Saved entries
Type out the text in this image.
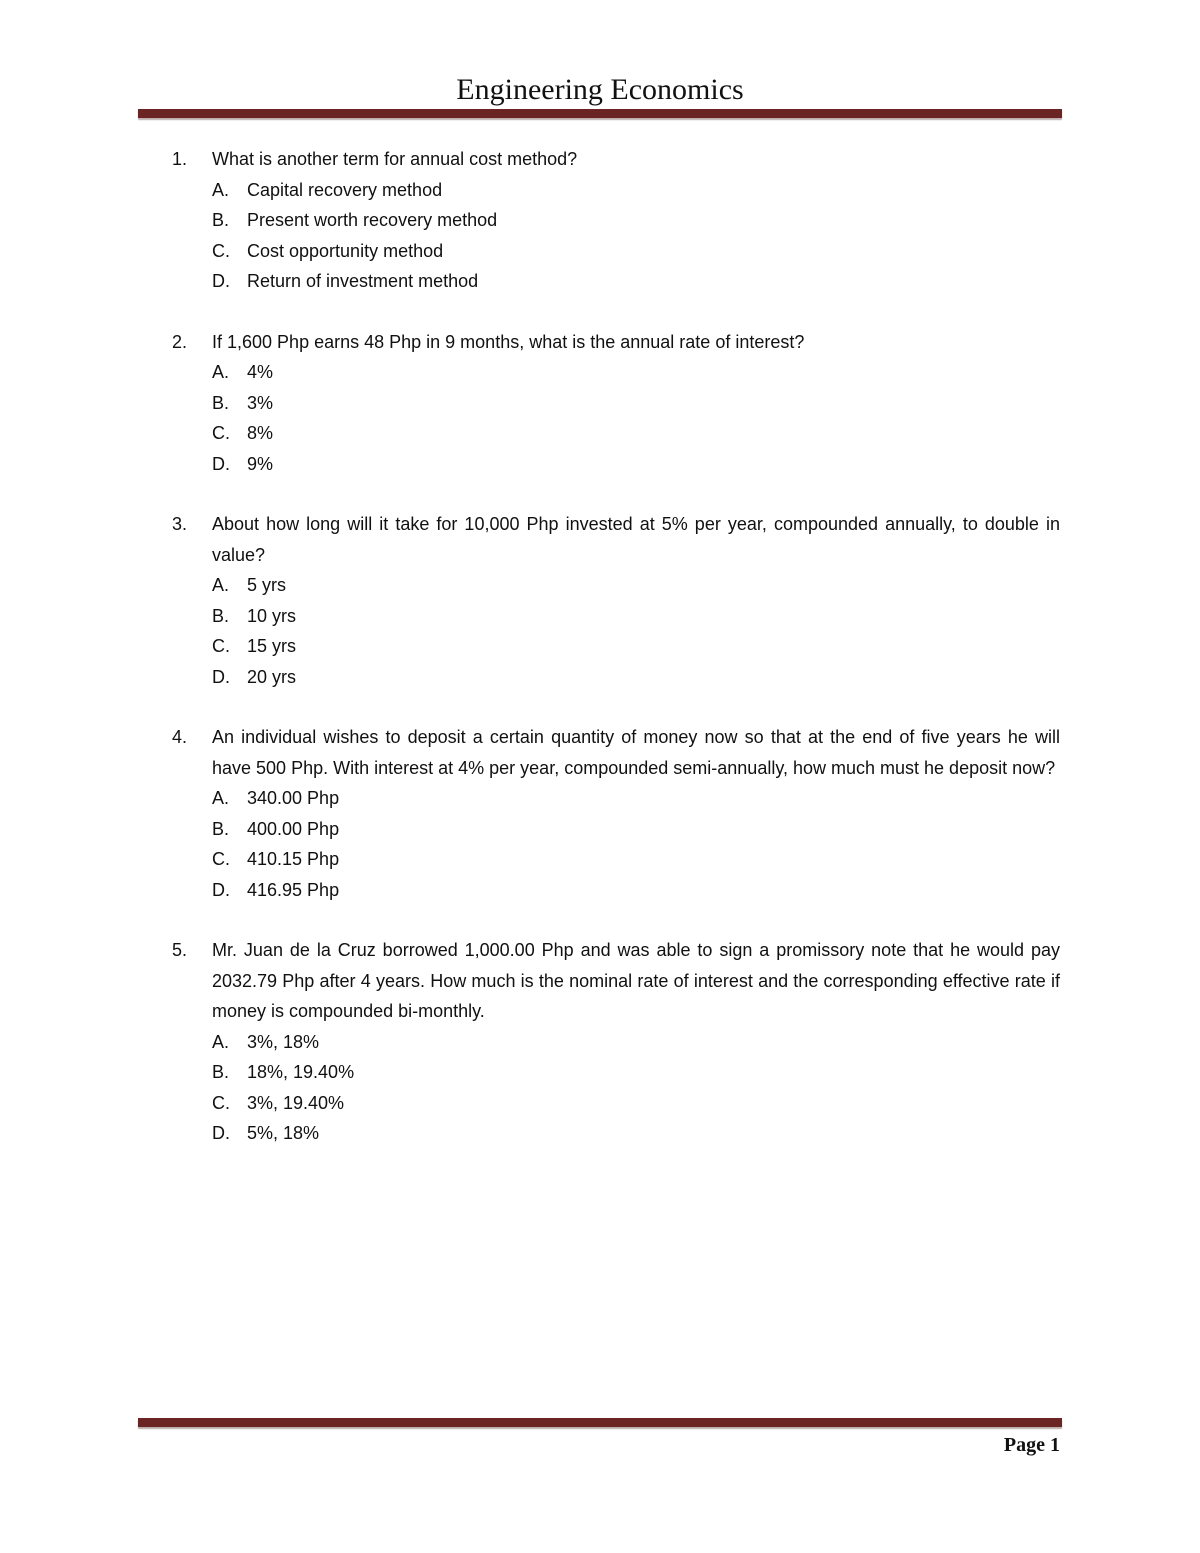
Engineering Economics
1.	What is another term for annual cost method?
A. Capital recovery method
B. Present worth recovery method
C. Cost opportunity method
D. Return of investment method
2.	If 1,600 Php earns 48 Php in 9 months, what is the annual rate of interest?
A. 4%
B. 3%
C. 8%
D. 9%
3.	About how long will it take for 10,000 Php invested at 5% per year, compounded annually, to double in value?
A. 5 yrs
B. 10 yrs
C. 15 yrs
D. 20 yrs
4.	An individual wishes to deposit a certain quantity of money now so that at the end of five years he will have 500 Php. With interest at 4% per year, compounded semi-annually, how much must he deposit now?
A. 340.00 Php
B. 400.00 Php
C. 410.15 Php
D. 416.95 Php
5.	Mr. Juan de la Cruz borrowed 1,000.00 Php and was able to sign a promissory note that he would pay 2032.79 Php after 4 years. How much is the nominal rate of interest and the corresponding effective rate if money is compounded bi-monthly.
A. 3%, 18%
B. 18%, 19.40%
C. 3%, 19.40%
D. 5%, 18%
Page 1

== TO DO ==
Tally every line of the listing that holds the string "money", then give the number by itself.

== RESPONSE TO THE TASK ==
2